Restate the whole of the material. Keep every word, and drop the pictures.

______________________________

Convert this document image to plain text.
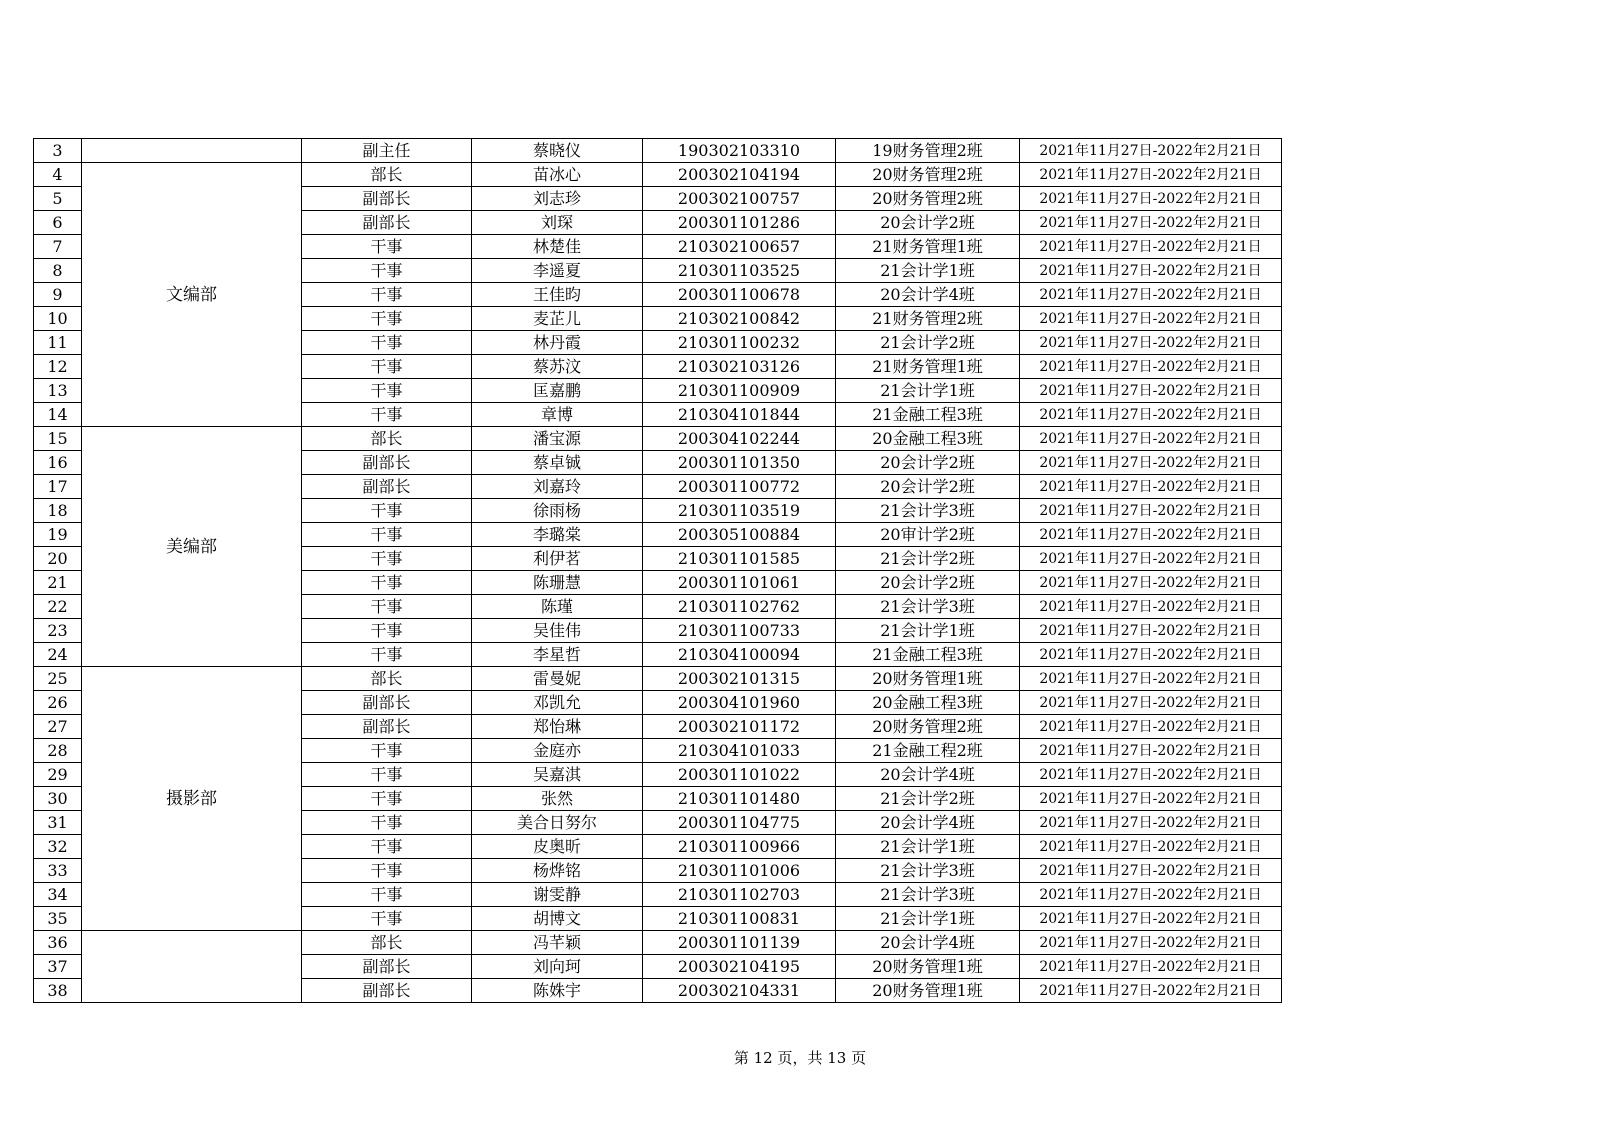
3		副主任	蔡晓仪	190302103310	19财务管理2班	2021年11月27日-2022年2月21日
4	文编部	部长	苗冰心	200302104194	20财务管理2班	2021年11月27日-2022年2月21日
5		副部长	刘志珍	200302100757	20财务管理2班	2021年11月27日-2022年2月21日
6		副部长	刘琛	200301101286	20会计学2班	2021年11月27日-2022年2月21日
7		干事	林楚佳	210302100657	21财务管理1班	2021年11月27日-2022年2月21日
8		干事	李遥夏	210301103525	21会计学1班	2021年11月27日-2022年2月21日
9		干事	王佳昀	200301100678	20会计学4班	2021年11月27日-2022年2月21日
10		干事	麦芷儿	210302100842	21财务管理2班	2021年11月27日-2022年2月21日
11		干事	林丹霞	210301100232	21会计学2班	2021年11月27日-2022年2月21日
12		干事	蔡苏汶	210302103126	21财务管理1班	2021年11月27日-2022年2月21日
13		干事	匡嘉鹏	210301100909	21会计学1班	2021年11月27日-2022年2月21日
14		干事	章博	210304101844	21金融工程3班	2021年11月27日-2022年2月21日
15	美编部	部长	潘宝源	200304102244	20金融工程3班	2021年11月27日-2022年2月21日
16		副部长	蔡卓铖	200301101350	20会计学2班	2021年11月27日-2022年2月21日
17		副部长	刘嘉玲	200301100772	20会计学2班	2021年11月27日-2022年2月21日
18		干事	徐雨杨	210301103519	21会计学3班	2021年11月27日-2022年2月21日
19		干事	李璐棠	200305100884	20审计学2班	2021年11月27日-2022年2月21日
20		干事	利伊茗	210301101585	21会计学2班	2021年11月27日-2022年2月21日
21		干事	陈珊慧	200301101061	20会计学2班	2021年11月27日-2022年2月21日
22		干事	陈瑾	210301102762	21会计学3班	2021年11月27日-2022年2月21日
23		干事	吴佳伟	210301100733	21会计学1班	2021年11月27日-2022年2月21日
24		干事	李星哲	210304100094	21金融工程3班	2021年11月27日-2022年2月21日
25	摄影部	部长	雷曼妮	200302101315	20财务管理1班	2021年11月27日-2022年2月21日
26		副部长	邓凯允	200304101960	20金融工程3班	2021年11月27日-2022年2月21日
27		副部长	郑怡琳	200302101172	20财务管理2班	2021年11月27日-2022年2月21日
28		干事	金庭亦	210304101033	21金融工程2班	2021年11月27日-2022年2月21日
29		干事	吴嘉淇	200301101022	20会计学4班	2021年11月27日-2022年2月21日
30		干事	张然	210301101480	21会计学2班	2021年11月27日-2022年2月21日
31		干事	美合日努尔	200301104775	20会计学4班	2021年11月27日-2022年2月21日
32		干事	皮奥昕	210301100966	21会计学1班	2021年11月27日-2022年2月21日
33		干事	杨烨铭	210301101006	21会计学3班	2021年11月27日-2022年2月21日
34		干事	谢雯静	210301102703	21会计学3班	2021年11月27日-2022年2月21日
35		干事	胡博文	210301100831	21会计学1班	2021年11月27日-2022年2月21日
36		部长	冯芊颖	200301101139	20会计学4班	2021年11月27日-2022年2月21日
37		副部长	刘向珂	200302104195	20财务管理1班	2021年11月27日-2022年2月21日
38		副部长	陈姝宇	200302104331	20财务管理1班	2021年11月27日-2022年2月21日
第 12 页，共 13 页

______________________________

FINAL ANSWER:
Convert this document image to plain text.
3		副主任	蔡晓仪	190302103310	19财务管理2班	2021年11月27日-2022年2月21日
4	文编部	部长	苗冰心	200302104194	20财务管理2班	2021年11月27日-2022年2月21日
5		副部长	刘志珍	200302100757	20财务管理2班	2021年11月27日-2022年2月21日
6		副部长	刘琛	200301101286	20会计学2班	2021年11月27日-2022年2月21日
7		干事	林楚佳	210302100657	21财务管理1班	2021年11月27日-2022年2月21日
8		干事	李遥夏	210301103525	21会计学1班	2021年11月27日-2022年2月21日
9		干事	王佳昀	200301100678	20会计学4班	2021年11月27日-2022年2月21日
10		干事	麦芷儿	210302100842	21财务管理2班	2021年11月27日-2022年2月21日
11		干事	林丹霞	210301100232	21会计学2班	2021年11月27日-2022年2月21日
12		干事	蔡苏汶	210302103126	21财务管理1班	2021年11月27日-2022年2月21日
13		干事	匡嘉鹏	210301100909	21会计学1班	2021年11月27日-2022年2月21日
14		干事	章博	210304101844	21金融工程3班	2021年11月27日-2022年2月21日
15	美编部	部长	潘宝源	200304102244	20金融工程3班	2021年11月27日-2022年2月21日
16		副部长	蔡卓铖	200301101350	20会计学2班	2021年11月27日-2022年2月21日
17		副部长	刘嘉玲	200301100772	20会计学2班	2021年11月27日-2022年2月21日
18		干事	徐雨杨	210301103519	21会计学3班	2021年11月27日-2022年2月21日
19		干事	李璐棠	200305100884	20审计学2班	2021年11月27日-2022年2月21日
20		干事	利伊茗	210301101585	21会计学2班	2021年11月27日-2022年2月21日
21		干事	陈珊慧	200301101061	20会计学2班	2021年11月27日-2022年2月21日
22		干事	陈瑾	210301102762	21会计学3班	2021年11月27日-2022年2月21日
23		干事	吴佳伟	210301100733	21会计学1班	2021年11月27日-2022年2月21日
24		干事	李星哲	210304100094	21金融工程3班	2021年11月27日-2022年2月21日
25	摄影部	部长	雷曼妮	200302101315	20财务管理1班	2021年11月27日-2022年2月21日
26		副部长	邓凯允	200304101960	20金融工程3班	2021年11月27日-2022年2月21日
27		副部长	郑怡琳	200302101172	20财务管理2班	2021年11月27日-2022年2月21日
28		干事	金庭亦	210304101033	21金融工程2班	2021年11月27日-2022年2月21日
29		干事	吴嘉淇	200301101022	20会计学4班	2021年11月27日-2022年2月21日
30		干事	张然	210301101480	21会计学2班	2021年11月27日-2022年2月21日
31		干事	美合日努尔	200301104775	20会计学4班	2021年11月27日-2022年2月21日
32		干事	皮奥昕	210301100966	21会计学1班	2021年11月27日-2022年2月21日
33		干事	杨烨铭	210301101006	21会计学3班	2021年11月27日-2022年2月21日
34		干事	谢雯静	210301102703	21会计学3班	2021年11月27日-2022年2月21日
35		干事	胡博文	210301100831	21会计学1班	2021年11月27日-2022年2月21日
36		部长	冯芊颖	200301101139	20会计学4班	2021年11月27日-2022年2月21日
37		副部长	刘向珂	200302104195	20财务管理1班	2021年11月27日-2022年2月21日
38		副部长	陈姝宇	200302104331	20财务管理1班	2021年11月27日-2022年2月21日
第 12 页，共 13 页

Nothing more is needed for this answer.